Collected data:
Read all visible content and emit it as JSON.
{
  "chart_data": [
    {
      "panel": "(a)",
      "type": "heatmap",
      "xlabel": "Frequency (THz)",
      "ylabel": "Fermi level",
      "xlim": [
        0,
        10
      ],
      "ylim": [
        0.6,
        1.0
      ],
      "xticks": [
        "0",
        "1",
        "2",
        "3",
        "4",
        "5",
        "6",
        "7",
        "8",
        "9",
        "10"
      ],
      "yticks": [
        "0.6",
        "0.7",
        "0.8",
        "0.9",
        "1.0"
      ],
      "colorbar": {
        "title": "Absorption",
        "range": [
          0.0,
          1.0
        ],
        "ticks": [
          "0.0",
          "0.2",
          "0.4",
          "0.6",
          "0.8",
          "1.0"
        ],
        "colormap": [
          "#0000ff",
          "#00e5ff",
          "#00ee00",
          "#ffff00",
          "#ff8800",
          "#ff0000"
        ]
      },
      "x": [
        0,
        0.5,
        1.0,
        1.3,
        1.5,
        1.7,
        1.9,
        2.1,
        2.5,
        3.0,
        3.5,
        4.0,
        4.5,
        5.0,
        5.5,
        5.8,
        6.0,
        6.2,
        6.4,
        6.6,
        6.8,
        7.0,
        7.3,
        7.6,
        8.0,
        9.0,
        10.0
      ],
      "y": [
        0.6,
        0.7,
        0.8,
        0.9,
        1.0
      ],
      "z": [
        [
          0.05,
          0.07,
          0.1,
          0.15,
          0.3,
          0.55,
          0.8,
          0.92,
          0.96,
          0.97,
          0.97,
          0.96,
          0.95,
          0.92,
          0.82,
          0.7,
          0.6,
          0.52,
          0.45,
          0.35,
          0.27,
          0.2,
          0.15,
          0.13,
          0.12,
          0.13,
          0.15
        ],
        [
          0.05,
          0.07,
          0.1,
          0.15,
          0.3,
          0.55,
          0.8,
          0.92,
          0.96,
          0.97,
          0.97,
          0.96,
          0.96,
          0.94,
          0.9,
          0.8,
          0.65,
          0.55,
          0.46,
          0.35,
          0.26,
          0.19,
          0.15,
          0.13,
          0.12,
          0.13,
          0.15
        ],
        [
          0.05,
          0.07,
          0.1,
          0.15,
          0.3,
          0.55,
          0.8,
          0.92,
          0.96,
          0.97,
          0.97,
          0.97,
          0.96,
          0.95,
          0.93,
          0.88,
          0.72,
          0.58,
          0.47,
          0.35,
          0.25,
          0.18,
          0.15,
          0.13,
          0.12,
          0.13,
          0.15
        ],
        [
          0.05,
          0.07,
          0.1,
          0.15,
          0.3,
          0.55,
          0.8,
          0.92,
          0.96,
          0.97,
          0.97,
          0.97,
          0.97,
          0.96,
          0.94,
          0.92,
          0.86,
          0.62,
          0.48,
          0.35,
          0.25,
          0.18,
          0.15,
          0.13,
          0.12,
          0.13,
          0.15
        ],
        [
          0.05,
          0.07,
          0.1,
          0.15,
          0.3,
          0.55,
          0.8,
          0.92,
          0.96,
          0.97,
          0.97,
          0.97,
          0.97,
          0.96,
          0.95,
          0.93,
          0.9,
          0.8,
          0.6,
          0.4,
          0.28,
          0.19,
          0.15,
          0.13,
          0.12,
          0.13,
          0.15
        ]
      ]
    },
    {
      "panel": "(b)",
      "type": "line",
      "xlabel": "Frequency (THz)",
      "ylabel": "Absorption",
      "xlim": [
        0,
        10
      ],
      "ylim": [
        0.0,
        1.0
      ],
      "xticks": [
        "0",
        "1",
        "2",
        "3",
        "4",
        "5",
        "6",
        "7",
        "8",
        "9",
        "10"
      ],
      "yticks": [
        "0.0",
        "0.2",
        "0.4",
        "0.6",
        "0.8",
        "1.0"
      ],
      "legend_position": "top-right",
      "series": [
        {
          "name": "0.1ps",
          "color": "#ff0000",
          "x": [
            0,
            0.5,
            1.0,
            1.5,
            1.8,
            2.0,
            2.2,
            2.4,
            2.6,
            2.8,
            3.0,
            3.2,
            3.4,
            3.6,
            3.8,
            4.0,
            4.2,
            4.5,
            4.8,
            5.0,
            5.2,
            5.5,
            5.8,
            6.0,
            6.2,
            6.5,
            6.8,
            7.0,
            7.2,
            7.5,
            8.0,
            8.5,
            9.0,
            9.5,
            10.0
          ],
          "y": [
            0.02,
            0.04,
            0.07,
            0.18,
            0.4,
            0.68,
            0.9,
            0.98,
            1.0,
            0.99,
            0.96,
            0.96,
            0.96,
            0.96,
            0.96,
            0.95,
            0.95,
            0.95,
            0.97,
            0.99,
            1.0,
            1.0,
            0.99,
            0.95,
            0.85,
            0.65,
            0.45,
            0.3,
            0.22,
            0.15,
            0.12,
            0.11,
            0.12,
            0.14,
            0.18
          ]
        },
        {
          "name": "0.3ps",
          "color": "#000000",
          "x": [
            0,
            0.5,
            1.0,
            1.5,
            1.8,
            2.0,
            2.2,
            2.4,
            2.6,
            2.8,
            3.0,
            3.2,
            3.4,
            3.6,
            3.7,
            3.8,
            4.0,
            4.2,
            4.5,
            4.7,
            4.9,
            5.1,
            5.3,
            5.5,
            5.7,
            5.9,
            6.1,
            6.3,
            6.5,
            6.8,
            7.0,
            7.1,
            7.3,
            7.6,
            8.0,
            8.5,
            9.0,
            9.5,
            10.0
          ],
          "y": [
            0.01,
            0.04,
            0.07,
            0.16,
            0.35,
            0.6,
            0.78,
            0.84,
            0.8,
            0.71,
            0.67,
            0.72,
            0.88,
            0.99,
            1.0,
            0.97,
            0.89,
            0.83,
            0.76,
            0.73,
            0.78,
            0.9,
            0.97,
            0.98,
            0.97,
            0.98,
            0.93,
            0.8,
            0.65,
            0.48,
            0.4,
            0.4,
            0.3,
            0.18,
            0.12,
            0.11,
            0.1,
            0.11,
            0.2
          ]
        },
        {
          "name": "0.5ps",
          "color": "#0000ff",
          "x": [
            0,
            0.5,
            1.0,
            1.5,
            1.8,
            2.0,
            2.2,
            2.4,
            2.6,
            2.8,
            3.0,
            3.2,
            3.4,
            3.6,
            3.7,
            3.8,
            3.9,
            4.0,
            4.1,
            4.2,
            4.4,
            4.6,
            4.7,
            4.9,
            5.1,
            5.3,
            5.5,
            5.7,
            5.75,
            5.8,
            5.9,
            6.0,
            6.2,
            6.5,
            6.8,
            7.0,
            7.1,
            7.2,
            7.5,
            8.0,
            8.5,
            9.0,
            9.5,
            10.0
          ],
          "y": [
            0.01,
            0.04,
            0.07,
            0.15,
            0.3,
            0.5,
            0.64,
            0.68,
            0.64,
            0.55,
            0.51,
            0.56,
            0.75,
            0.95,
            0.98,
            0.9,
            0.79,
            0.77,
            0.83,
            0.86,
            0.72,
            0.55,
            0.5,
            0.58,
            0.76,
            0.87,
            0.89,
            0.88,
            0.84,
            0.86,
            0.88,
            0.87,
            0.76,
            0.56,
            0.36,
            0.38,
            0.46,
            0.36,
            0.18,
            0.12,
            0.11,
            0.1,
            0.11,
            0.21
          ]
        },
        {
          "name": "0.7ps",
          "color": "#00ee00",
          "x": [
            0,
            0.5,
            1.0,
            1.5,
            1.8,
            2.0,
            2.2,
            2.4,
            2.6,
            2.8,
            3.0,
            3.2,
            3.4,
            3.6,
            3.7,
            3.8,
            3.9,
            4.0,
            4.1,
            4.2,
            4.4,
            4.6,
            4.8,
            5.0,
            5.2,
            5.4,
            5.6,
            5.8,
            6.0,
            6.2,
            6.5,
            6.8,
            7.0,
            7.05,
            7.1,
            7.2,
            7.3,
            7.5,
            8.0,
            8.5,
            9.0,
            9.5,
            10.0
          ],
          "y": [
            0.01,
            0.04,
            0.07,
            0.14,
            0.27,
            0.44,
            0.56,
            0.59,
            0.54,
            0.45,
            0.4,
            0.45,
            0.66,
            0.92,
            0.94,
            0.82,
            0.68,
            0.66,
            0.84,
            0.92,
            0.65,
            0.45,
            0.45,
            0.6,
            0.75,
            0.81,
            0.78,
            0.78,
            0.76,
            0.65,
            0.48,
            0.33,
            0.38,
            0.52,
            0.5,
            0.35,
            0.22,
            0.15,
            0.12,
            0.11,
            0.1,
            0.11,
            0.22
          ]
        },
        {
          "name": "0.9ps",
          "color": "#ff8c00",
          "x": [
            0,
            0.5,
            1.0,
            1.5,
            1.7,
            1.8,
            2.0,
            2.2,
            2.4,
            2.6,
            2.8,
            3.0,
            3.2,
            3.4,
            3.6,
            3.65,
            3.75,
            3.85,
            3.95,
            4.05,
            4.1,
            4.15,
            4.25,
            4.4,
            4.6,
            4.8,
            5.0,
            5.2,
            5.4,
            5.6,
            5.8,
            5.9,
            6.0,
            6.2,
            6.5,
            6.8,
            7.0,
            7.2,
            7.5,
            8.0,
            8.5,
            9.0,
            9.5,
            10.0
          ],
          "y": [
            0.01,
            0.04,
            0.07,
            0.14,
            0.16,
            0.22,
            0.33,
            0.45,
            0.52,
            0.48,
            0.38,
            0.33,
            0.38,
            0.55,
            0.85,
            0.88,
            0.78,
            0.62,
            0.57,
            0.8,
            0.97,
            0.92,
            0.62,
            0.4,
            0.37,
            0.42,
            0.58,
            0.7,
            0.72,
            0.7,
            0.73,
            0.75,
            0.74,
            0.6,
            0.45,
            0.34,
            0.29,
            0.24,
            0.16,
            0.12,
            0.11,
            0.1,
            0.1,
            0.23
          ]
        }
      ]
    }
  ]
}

- **Exercise prompt**: How many of the lines above contain the string "name"? Give the number only.

- **Full answer**: 5